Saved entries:
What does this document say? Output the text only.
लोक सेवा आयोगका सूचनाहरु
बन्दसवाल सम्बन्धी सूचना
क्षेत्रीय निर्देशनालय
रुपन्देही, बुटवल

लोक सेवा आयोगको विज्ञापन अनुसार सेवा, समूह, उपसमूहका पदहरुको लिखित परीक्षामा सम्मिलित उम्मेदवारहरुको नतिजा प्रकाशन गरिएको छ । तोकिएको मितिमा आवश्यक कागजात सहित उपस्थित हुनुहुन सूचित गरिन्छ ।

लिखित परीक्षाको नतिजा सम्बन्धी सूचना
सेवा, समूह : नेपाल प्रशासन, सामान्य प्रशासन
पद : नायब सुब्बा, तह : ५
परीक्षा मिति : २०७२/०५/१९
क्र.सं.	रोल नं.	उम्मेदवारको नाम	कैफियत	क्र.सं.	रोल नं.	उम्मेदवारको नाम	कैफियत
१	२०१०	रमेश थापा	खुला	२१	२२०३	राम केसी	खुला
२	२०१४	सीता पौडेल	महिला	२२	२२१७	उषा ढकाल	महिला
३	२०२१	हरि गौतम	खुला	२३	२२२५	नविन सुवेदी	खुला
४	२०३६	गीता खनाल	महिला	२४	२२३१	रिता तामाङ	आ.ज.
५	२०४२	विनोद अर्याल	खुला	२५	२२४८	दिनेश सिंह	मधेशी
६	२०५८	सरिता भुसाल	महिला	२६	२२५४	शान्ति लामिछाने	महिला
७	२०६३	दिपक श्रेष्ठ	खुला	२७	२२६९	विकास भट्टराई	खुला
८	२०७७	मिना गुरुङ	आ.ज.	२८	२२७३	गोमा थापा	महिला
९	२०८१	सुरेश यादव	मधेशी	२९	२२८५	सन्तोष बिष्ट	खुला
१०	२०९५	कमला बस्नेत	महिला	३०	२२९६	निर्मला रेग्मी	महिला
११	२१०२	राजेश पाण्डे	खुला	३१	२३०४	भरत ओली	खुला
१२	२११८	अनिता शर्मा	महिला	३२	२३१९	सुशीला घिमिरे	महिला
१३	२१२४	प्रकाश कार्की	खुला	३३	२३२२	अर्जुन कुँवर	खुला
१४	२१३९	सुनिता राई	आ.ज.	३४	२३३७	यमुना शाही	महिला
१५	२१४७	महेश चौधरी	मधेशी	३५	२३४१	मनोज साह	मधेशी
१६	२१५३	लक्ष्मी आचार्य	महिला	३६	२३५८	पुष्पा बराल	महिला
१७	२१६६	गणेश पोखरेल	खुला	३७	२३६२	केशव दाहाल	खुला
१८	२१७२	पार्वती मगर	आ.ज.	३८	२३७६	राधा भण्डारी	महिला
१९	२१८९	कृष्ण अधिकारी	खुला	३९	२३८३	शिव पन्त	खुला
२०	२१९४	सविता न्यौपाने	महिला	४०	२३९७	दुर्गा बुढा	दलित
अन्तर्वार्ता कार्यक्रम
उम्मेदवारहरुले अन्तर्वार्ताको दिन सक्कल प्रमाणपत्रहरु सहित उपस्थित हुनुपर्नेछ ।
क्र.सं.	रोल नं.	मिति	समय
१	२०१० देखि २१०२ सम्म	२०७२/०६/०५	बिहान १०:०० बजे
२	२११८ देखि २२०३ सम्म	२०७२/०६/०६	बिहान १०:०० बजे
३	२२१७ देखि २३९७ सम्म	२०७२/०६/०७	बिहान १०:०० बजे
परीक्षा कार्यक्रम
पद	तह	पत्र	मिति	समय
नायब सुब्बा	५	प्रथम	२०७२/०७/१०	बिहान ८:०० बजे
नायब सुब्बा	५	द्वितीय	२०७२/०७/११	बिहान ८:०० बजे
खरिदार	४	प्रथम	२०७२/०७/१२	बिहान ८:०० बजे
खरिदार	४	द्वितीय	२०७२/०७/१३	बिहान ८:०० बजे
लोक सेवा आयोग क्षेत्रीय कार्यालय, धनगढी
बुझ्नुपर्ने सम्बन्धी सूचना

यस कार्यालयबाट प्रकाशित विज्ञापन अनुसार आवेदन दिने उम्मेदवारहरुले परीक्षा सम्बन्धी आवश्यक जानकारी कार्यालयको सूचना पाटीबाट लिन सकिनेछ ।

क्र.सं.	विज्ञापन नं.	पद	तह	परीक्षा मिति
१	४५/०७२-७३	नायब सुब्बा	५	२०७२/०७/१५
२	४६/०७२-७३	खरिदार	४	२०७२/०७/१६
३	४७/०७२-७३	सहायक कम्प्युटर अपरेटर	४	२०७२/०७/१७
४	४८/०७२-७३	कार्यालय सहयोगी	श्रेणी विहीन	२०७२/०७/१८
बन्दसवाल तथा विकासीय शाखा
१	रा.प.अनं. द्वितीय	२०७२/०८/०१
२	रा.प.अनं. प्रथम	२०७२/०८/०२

■ **Written task**: Repeat every line of the records above exactly.

■ **Exercise response**:
What does this document say? Output the text only.
लोक सेवा आयोगका सूचनाहरु
बन्दसवाल सम्बन्धी सूचना
क्षेत्रीय निर्देशनालय
रुपन्देही, बुटवल

लोक सेवा आयोगको विज्ञापन अनुसार सेवा, समूह, उपसमूहका पदहरुको लिखित परीक्षामा सम्मिलित उम्मेदवारहरुको नतिजा प्रकाशन गरिएको छ । तोकिएको मितिमा आवश्यक कागजात सहित उपस्थित हुनुहुन सूचित गरिन्छ ।

लिखित परीक्षाको नतिजा सम्बन्धी सूचना
सेवा, समूह : नेपाल प्रशासन, सामान्य प्रशासन
पद : नायब सुब्बा, तह : ५
परीक्षा मिति : २०७२/०५/१९
क्र.सं.	रोल नं.	उम्मेदवारको नाम	कैफियत	क्र.सं.	रोल नं.	उम्मेदवारको नाम	कैफियत
१	२०१०	रमेश थापा	खुला	२१	२२०३	राम केसी	खुला
२	२०१४	सीता पौडेल	महिला	२२	२२१७	उषा ढकाल	महिला
३	२०२१	हरि गौतम	खुला	२३	२२२५	नविन सुवेदी	खुला
४	२०३६	गीता खनाल	महिला	२४	२२३१	रिता तामाङ	आ.ज.
५	२०४२	विनोद अर्याल	खुला	२५	२२४८	दिनेश सिंह	मधेशी
६	२०५८	सरिता भुसाल	महिला	२६	२२५४	शान्ति लामिछाने	महिला
७	२०६३	दिपक श्रेष्ठ	खुला	२७	२२६९	विकास भट्टराई	खुला
८	२०७७	मिना गुरुङ	आ.ज.	२८	२२७३	गोमा थापा	महिला
९	२०८१	सुरेश यादव	मधेशी	२९	२२८५	सन्तोष बिष्ट	खुला
१०	२०९५	कमला बस्नेत	महिला	३०	२२९६	निर्मला रेग्मी	महिला
११	२१०२	राजेश पाण्डे	खुला	३१	२३०४	भरत ओली	खुला
१२	२११८	अनिता शर्मा	महिला	३२	२३१९	सुशीला घिमिरे	महिला
१३	२१२४	प्रकाश कार्की	खुला	३३	२३२२	अर्जुन कुँवर	खुला
१४	२१३९	सुनिता राई	आ.ज.	३४	२३३७	यमुना शाही	महिला
१५	२१४७	महेश चौधरी	मधेशी	३५	२३४१	मनोज साह	मधेशी
१६	२१५३	लक्ष्मी आचार्य	महिला	३६	२३५८	पुष्पा बराल	महिला
१७	२१६६	गणेश पोखरेल	खुला	३७	२३६२	केशव दाहाल	खुला
१८	२१७२	पार्वती मगर	आ.ज.	३८	२३७६	राधा भण्डारी	महिला
१९	२१८९	कृष्ण अधिकारी	खुला	३९	२३८३	शिव पन्त	खुला
२०	२१९४	सविता न्यौपाने	महिला	४०	२३९७	दुर्गा बुढा	दलित
अन्तर्वार्ता कार्यक्रम
उम्मेदवारहरुले अन्तर्वार्ताको दिन सक्कल प्रमाणपत्रहरु सहित उपस्थित हुनुपर्नेछ ।
क्र.सं.	रोल नं.	मिति	समय
१	२०१० देखि २१०२ सम्म	२०७२/०६/०५	बिहान १०:०० बजे
२	२११८ देखि २२०३ सम्म	२०७२/०६/०६	बिहान १०:०० बजे
३	२२१७ देखि २३९७ सम्म	२०७२/०६/०७	बिहान १०:०० बजे
परीक्षा कार्यक्रम
पद	तह	पत्र	मिति	समय
नायब सुब्बा	५	प्रथम	२०७२/०७/१०	बिहान ८:०० बजे
नायब सुब्बा	५	द्वितीय	२०७२/०७/११	बिहान ८:०० बजे
खरिदार	४	प्रथम	२०७२/०७/१२	बिहान ८:०० बजे
खरिदार	४	द्वितीय	२०७२/०७/१३	बिहान ८:०० बजे
लोक सेवा आयोग क्षेत्रीय कार्यालय, धनगढी
बुझ्नुपर्ने सम्बन्धी सूचना

यस कार्यालयबाट प्रकाशित विज्ञापन अनुसार आवेदन दिने उम्मेदवारहरुले परीक्षा सम्बन्धी आवश्यक जानकारी कार्यालयको सूचना पाटीबाट लिन सकिनेछ ।

क्र.सं.	विज्ञापन नं.	पद	तह	परीक्षा मिति
१	४५/०७२-७३	नायब सुब्बा	५	२०७२/०७/१५
२	४६/०७२-७३	खरिदार	४	२०७२/०७/१६
३	४७/०७२-७३	सहायक कम्प्युटर अपरेटर	४	२०७२/०७/१७
४	४८/०७२-७३	कार्यालय सहयोगी	श्रेणी विहीन	२०७२/०७/१८
बन्दसवाल तथा विकासीय शाखा
१	रा.प.अनं. द्वितीय	२०७२/०८/०१
२	रा.प.अनं. प्रथम	२०७२/०८/०२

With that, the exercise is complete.